Dataset:
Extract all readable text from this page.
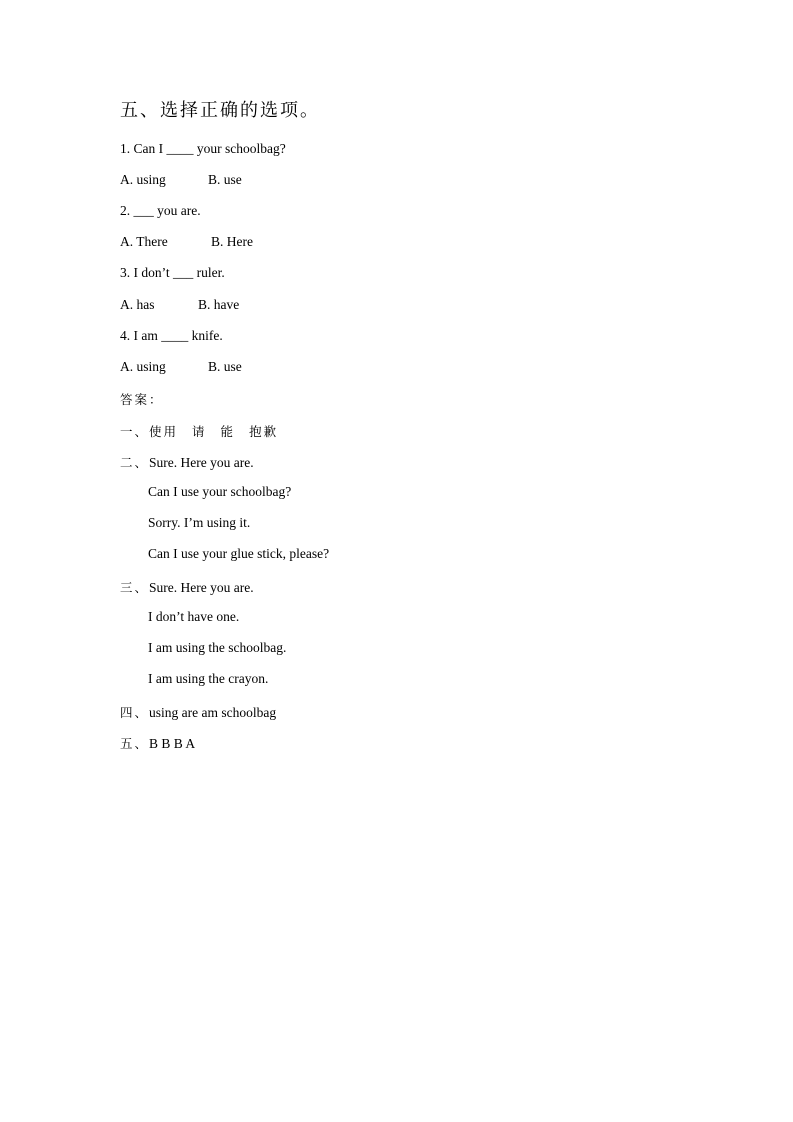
五、选择正确的选项。
1. Can I ____ your schoolbag?
A. using	B. use
2. ___ you are.
A. There	B. Here
3. I don’t ___ ruler.
A. has	B. have
4. I am ____ knife.
A. using	B. use
答案：
一、使用 请 能 抱歉
二、Sure. Here you are.
Can I use your schoolbag?
Sorry. I’m using it.
Can I use your glue stick, please?
三、Sure. Here you are.
I don’t have one.
I am using the schoolbag.
I am using the crayon.
四、using are am schoolbag
五、B B B A
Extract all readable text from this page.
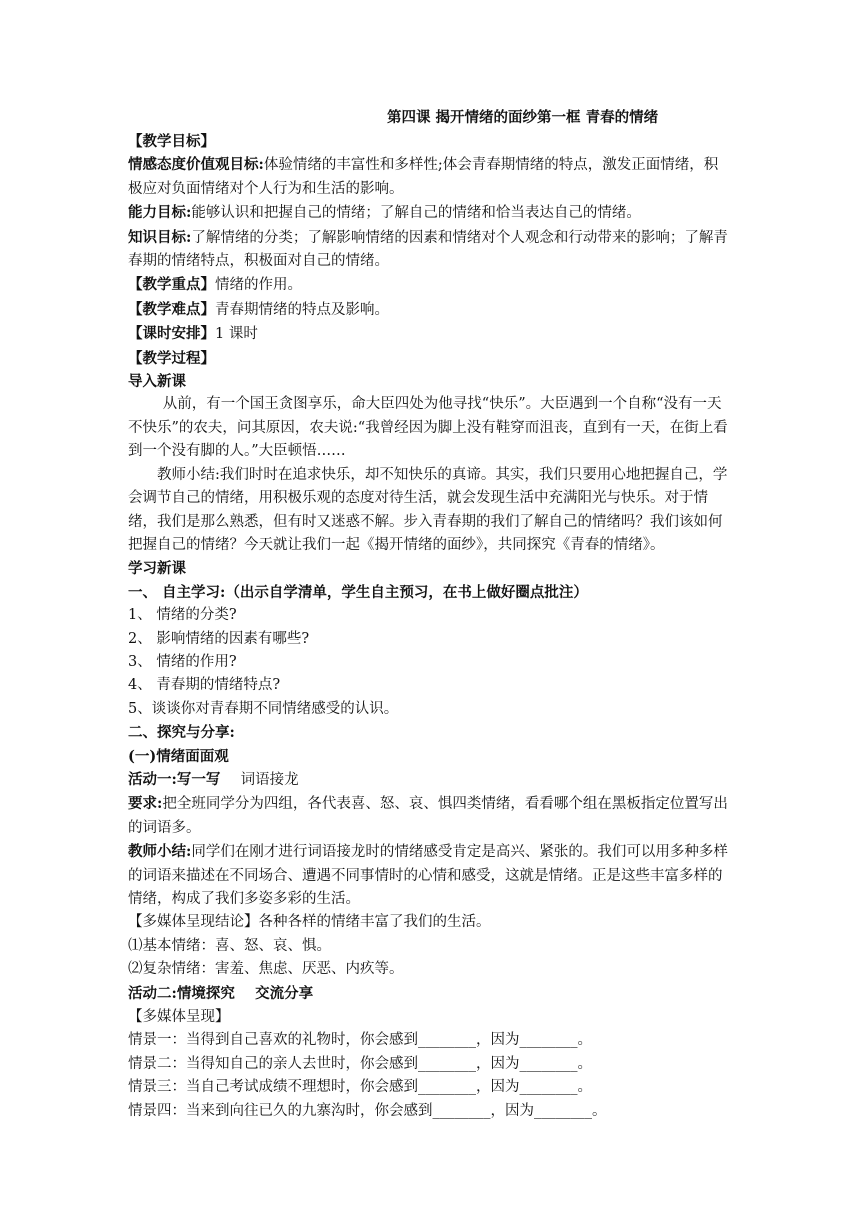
第四课 揭开情绪的面纱第一框 青春的情绪

【教学目标】

情感态度价值观目标:体验情绪的丰富性和多样性;体会青春期情绪的特点，激发正面情绪，积极应对负面情绪对个人行为和生活的影响。

能力目标:能够认识和把握自己的情绪；了解自己的情绪和恰当表达自己的情绪。

知识目标:了解情绪的分类；了解影响情绪的因素和情绪对个人观念和行动带来的影响；了解青春期的情绪特点，积极面对自己的情绪。

【教学重点】情绪的作用。

【教学难点】青春期情绪的特点及影响。

【课时安排】1 课时

【教学过程】

导入新课

从前，有一个国王贪图享乐，命大臣四处为他寻找“快乐”。大臣遇到一个自称“没有一天不快乐”的农夫，问其原因，农夫说:“我曾经因为脚上没有鞋穿而沮丧，直到有一天，在街上看到一个没有脚的人。”大臣顿悟……

教师小结:我们时时在追求快乐，却不知快乐的真谛。其实，我们只要用心地把握自己，学会调节自己的情绪，用积极乐观的态度对待生活，就会发现生活中充满阳光与快乐。对于情绪，我们是那么熟悉，但有时又迷惑不解。步入青春期的我们了解自己的情绪吗？我们该如何把握自己的情绪？今天就让我们一起《揭开情绪的面纱》，共同探究《青春的情绪》。

学习新课

一、 自主学习:（出示自学清单，学生自主预习，在书上做好圈点批注）

1、 情绪的分类?

2、 影响情绪的因素有哪些?

3、 情绪的作用?

4、 青春期的情绪特点?

5、谈谈你对青春期不同情绪感受的认识。

二、探究与分享:

(一)情绪面面观

活动一:写一写 词语接龙

要求:把全班同学分为四组，各代表喜、怒、哀、惧四类情绪，看看哪个组在黑板指定位置写出的词语多。

教师小结:同学们在刚才进行词语接龙时的情绪感受肯定是高兴、紧张的。我们可以用多种多样的词语来描述在不同场合、遭遇不同事情时的心情和感受，这就是情绪。正是这些丰富多样的情绪，构成了我们多姿多彩的生活。

【多媒体呈现结论】各种各样的情绪丰富了我们的生活。

⑴基本情绪：喜、怒、哀、惧。

⑵复杂情绪：害羞、焦虑、厌恶、内疚等。

活动二:情境探究 交流分享

【多媒体呈现】

情景一：当得到自己喜欢的礼物时，你会感到________，因为________。

情景二：当得知自己的亲人去世时，你会感到________，因为________。

情景三：当自己考试成绩不理想时，你会感到________，因为________。

情景四：当来到向往已久的九寨沟时，你会感到________，因为________。
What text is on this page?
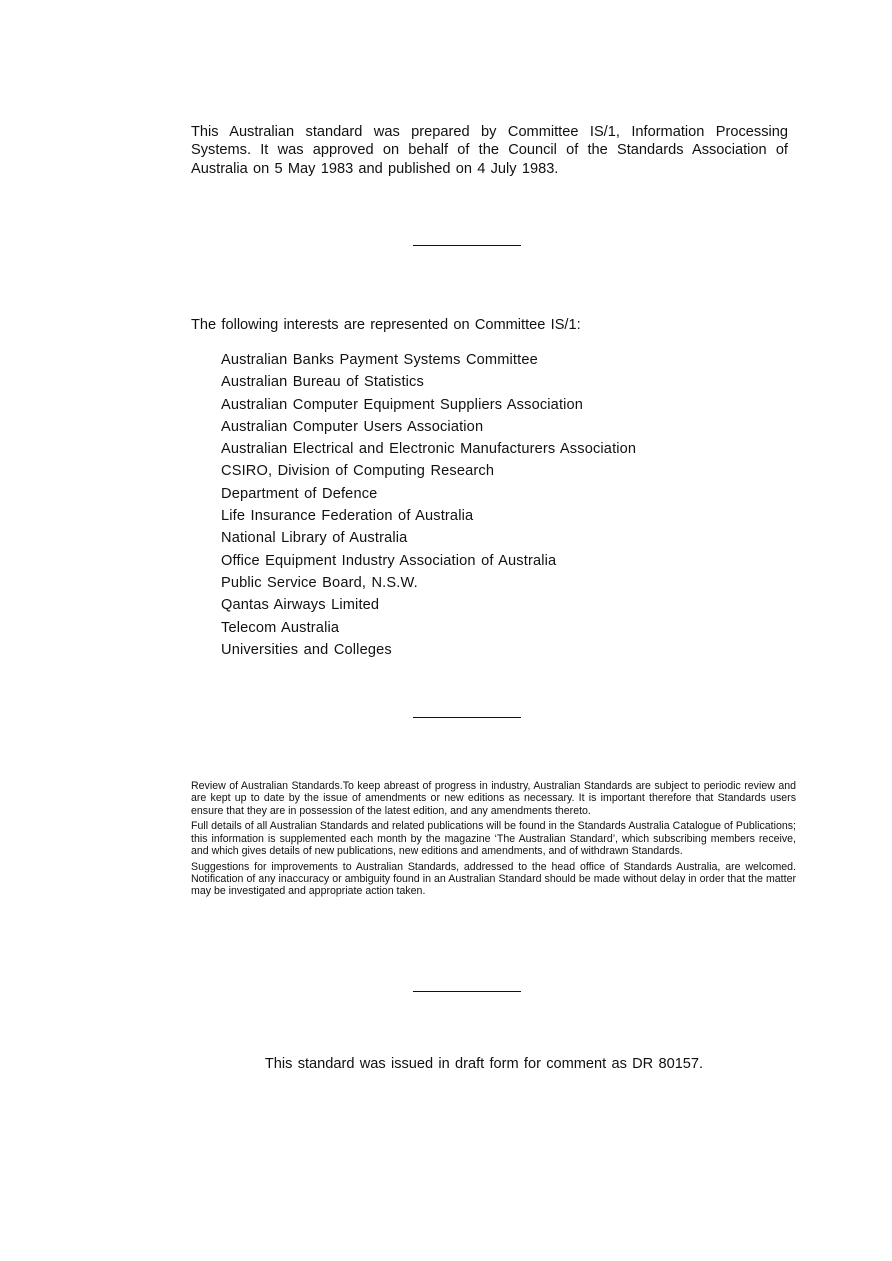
This Australian standard was prepared by Committee IS/1, Information Processing Systems. It was approved on behalf of the Council of the Standards Association of Australia on 5 May 1983 and published on 4 July 1983.

The following interests are represented on Committee IS/1:

Australian Banks Payment Systems Committee
Australian Bureau of Statistics
Australian Computer Equipment Suppliers Association
Australian Computer Users Association
Australian Electrical and Electronic Manufacturers Association
CSIRO, Division of Computing Research
Department of Defence
Life Insurance Federation of Australia
National Library of Australia
Office Equipment Industry Association of Australia
Public Service Board, N.S.W.
Qantas Airways Limited
Telecom Australia
Universities and Colleges

Review of Australian Standards.To keep abreast of progress in industry, Australian Standards are subject to periodic review and are kept up to date by the issue of amendments or new editions as necessary. It is important therefore that Standards users ensure that they are in possession of the latest edition, and any amendments thereto.

Full details of all Australian Standards and related publications will be found in the Standards Australia Catalogue of Publications; this information is supplemented each month by the magazine ‘The Australian Standard’, which subscribing members receive, and which gives details of new publications, new editions and amendments, and of withdrawn Standards.

Suggestions for improvements to Australian Standards, addressed to the head office of Standards Australia, are welcomed. Notification of any inaccuracy or ambiguity found in an Australian Standard should be made without delay in order that the matter may be investigated and appropriate action taken.

This standard was issued in draft form for comment as DR 80157.
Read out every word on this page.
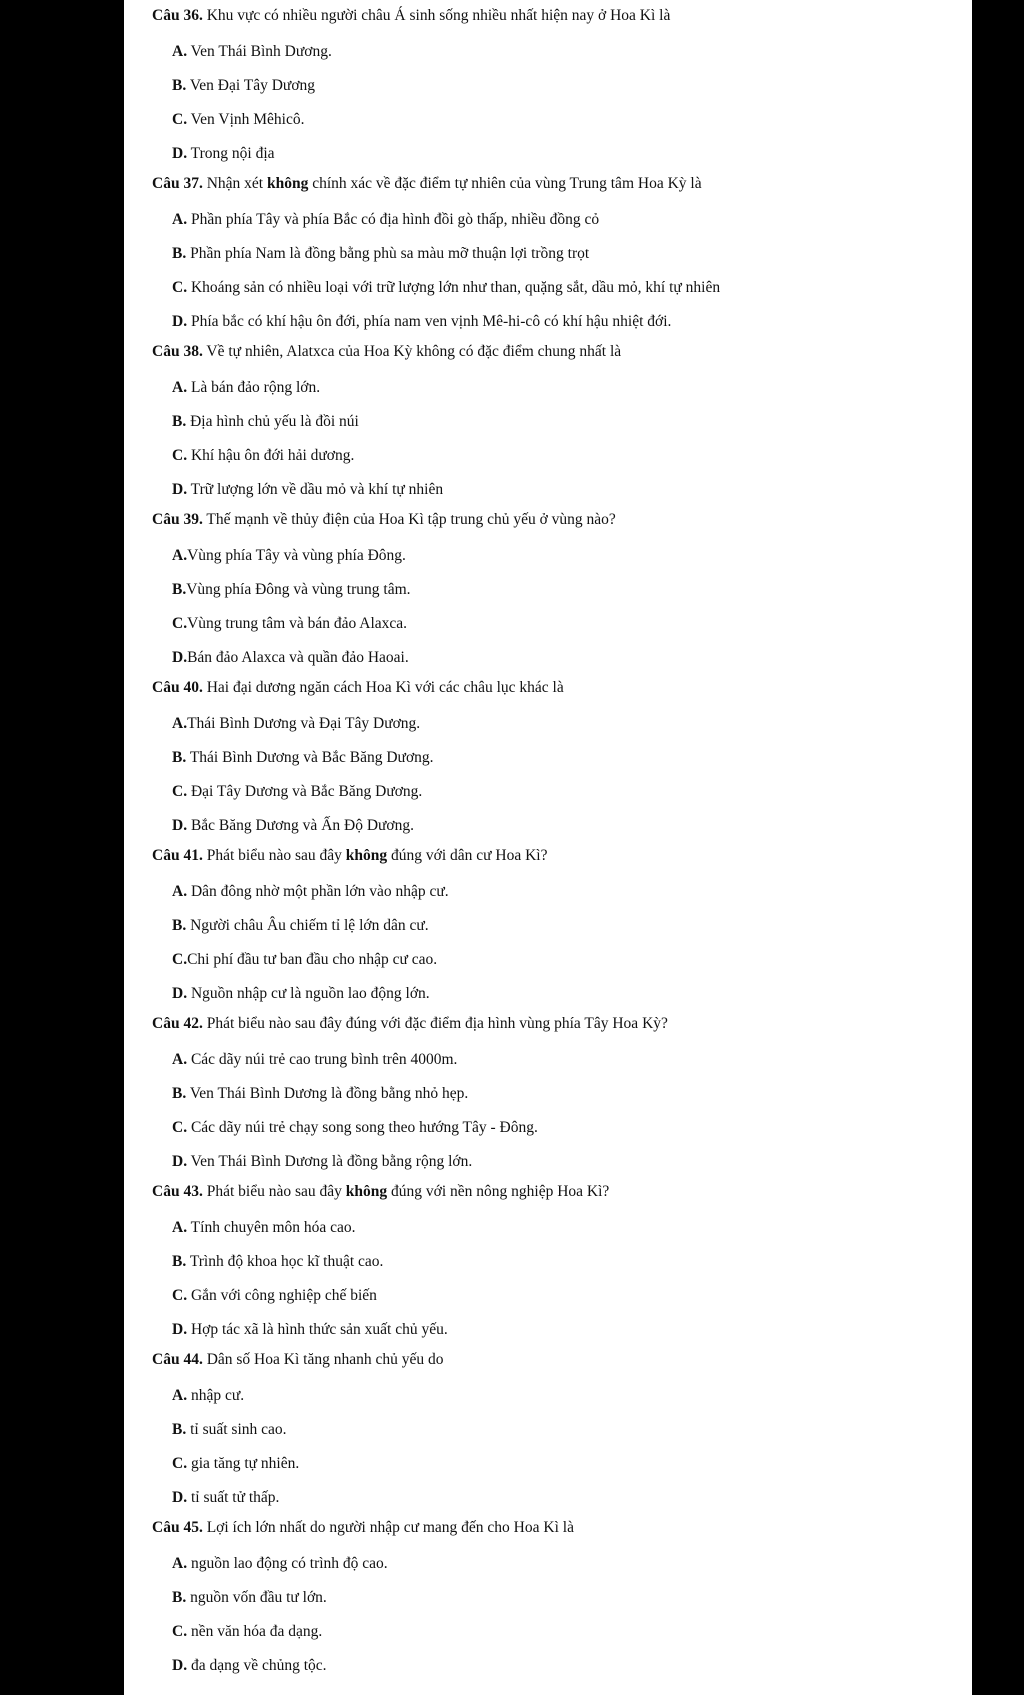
Câu 36. Khu vực có nhiều người châu Á sinh sống nhiều nhất hiện nay ở Hoa Kì là
A. Ven Thái Bình Dương.
B. Ven Đại Tây Dương
C. Ven Vịnh Mêhicô.
D. Trong nội địa
Câu 37. Nhận xét không chính xác về đặc điểm tự nhiên của vùng Trung tâm Hoa Kỳ là
A. Phần phía Tây và phía Bắc có địa hình đồi gò thấp, nhiều đồng cỏ
B. Phần phía Nam là đồng bằng phù sa màu mỡ thuận lợi trồng trọt
C. Khoáng sản có nhiều loại với trữ lượng lớn như than, quặng sắt, dầu mỏ, khí tự nhiên
D. Phía bắc có khí hậu ôn đới, phía nam ven vịnh Mê-hi-cô có khí hậu nhiệt đới.
Câu 38. Về tự nhiên, Alatxca của Hoa Kỳ không có đặc điểm chung nhất là
A. Là bán đảo rộng lớn.
B. Địa hình chủ yếu là đồi núi
C. Khí hậu ôn đới hải dương.
D. Trữ lượng lớn về dầu mỏ và khí tự nhiên
Câu 39. Thế mạnh về thủy điện của Hoa Kì tập trung chủ yếu ở vùng nào?
A.Vùng phía Tây và vùng phía Đông.
B.Vùng phía Đông và vùng trung tâm.
C.Vùng trung tâm và bán đảo Alaxca.
D.Bán đảo Alaxca và quần đảo Haoai.
Câu 40. Hai đại dương ngăn cách Hoa Kì với các châu lục khác là
A.Thái Bình Dương và Đại Tây Dương.
B. Thái Bình Dương và Bắc Băng Dương.
C. Đại Tây Dương và Bắc Băng Dương.
D. Bắc Băng Dương và Ấn Độ Dương.
Câu 41. Phát biểu nào sau đây không đúng với dân cư Hoa Kì?
A. Dân đông nhờ một phần lớn vào nhập cư.
B. Người châu Âu chiếm tỉ lệ lớn dân cư.
C.Chi phí đầu tư ban đầu cho nhập cư cao.
D. Nguồn nhập cư là nguồn lao động lớn.
Câu 42. Phát biểu nào sau đây đúng với đặc điểm địa hình vùng phía Tây Hoa Kỳ?
A. Các dãy núi trẻ cao trung bình trên 4000m.
B. Ven Thái Bình Dương là đồng bằng nhỏ hẹp.
C. Các dãy núi trẻ chạy song song theo hướng Tây - Đông.
D. Ven Thái Bình Dương là đồng bằng rộng lớn.
Câu 43. Phát biểu nào sau đây không đúng với nền nông nghiệp Hoa Kì?
A. Tính chuyên môn hóa cao.
B. Trình độ khoa học kĩ thuật cao.
C. Gắn với công nghiệp chế biến
D. Hợp tác xã là hình thức sản xuất chủ yếu.
Câu 44. Dân số Hoa Kì tăng nhanh chủ yếu do
A. nhập cư.
B. tỉ suất sinh cao.
C. gia tăng tự nhiên.
D. tỉ suất tử thấp.
Câu 45. Lợi ích lớn nhất do người nhập cư mang đến cho Hoa Kì là
A. nguồn lao động có trình độ cao.
B. nguồn vốn đầu tư lớn.
C. nền văn hóa đa dạng.
D. đa dạng về chủng tộc.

Task details: From the records, copy every line that has the string "nhiều" in it.

Result below:
Câu 36. Khu vực có nhiều người châu Á sinh sống nhiều nhất hiện nay ở Hoa Kì là
A. Phần phía Tây và phía Bắc có địa hình đồi gò thấp, nhiều đồng cỏ
C. Khoáng sản có nhiều loại với trữ lượng lớn như than, quặng sắt, dầu mỏ, khí tự nhiên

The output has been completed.